From K@W:
If you’ve ever thought that the quest for more clicks is affecting the sorts of articles that get published in the media, Wharton marketing professor Pinar Yildirim wants you to know that you’re right. But it’s not quite the overarching impact that you might expect.
In this interview with Knowledge@Wharton, she talks about a new paper, “Clicks and Editorial Decisions: How Does Popularity Shape Online News Coverage?” The paper, which was co-authored by Ananya Sen, a doctoral candidate in economics at the Toulouse School of Economics in France, teases out the differences in how high-traffic stories get treated in terms of longer-term coverage.
An edited transcript of the conversation appears below.
Searching for a Bias toward Profit:
In this study, what we are interested in is documenting any sort of bias that might be happening in newspapers related to the availability of digital data and big data. Consumers often wonder what goes through an editor’s mind when they look at newspapers: How do news stories make it to the newspaper that they read or the TV that they watch? Are they selected based on some sort of particular agenda of the newspaper, or are they sorted based on their importance?

### Instruction 1:
Rewrite the interview excerpt starting at "An edited transcript" and ending at "on their importance?", with "goal" in place of "agenda".
### Instruction 2:
Name every organization or school that the interview excerpt mentions.

### Data segment:
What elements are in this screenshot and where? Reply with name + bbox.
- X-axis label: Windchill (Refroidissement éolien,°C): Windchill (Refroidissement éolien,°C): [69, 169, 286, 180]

### Full solution 1:
An edited transcript of the conversation appears below.
Searching for a Bias toward Profit:
In this study, what we are interested in is documenting any sort of bias that might be happening in newspapers related to the availability of digital data and big data. Consumers often wonder what goes through an editor’s mind when they look at newspapers: How do news stories make it to the newspaper that they read or the TV that they watch? Are they selected based on some sort of particular goal of the newspaper, or are they sorted based on their importance?

### Full solution 2:
- Knowledge@Wharton (also written K@W)
- Wharton
- Toulouse School of Economics